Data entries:
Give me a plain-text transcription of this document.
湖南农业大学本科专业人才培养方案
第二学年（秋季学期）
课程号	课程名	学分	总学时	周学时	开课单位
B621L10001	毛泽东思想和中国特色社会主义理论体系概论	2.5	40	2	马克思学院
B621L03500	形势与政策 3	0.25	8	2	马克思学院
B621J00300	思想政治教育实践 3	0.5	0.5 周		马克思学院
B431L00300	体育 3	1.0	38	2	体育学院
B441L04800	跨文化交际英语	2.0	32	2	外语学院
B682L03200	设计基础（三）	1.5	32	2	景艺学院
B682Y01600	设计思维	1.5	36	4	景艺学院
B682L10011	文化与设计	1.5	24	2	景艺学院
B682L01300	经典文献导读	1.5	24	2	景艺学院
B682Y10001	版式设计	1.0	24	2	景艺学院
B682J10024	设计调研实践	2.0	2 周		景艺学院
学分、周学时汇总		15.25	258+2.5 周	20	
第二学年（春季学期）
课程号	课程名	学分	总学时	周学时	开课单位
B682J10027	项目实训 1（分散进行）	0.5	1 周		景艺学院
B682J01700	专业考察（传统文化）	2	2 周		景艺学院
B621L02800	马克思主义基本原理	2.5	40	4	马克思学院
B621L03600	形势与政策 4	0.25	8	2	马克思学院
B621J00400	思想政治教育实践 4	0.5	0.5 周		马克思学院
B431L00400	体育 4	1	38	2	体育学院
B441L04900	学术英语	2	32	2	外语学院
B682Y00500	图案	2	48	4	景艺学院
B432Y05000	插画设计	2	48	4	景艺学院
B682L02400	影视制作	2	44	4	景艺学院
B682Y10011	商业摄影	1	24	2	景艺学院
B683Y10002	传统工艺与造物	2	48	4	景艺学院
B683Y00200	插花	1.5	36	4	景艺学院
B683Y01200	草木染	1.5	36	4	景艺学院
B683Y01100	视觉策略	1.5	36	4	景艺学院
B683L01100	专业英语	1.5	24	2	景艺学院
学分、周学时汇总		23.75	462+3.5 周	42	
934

Exercise brief: Every line that holds the word "外语学院" should be extracted.

Exercise answer:
B441L04800	跨文化交际英语	2.0	32	2	外语学院
B441L04900	学术英语	2	32	2	外语学院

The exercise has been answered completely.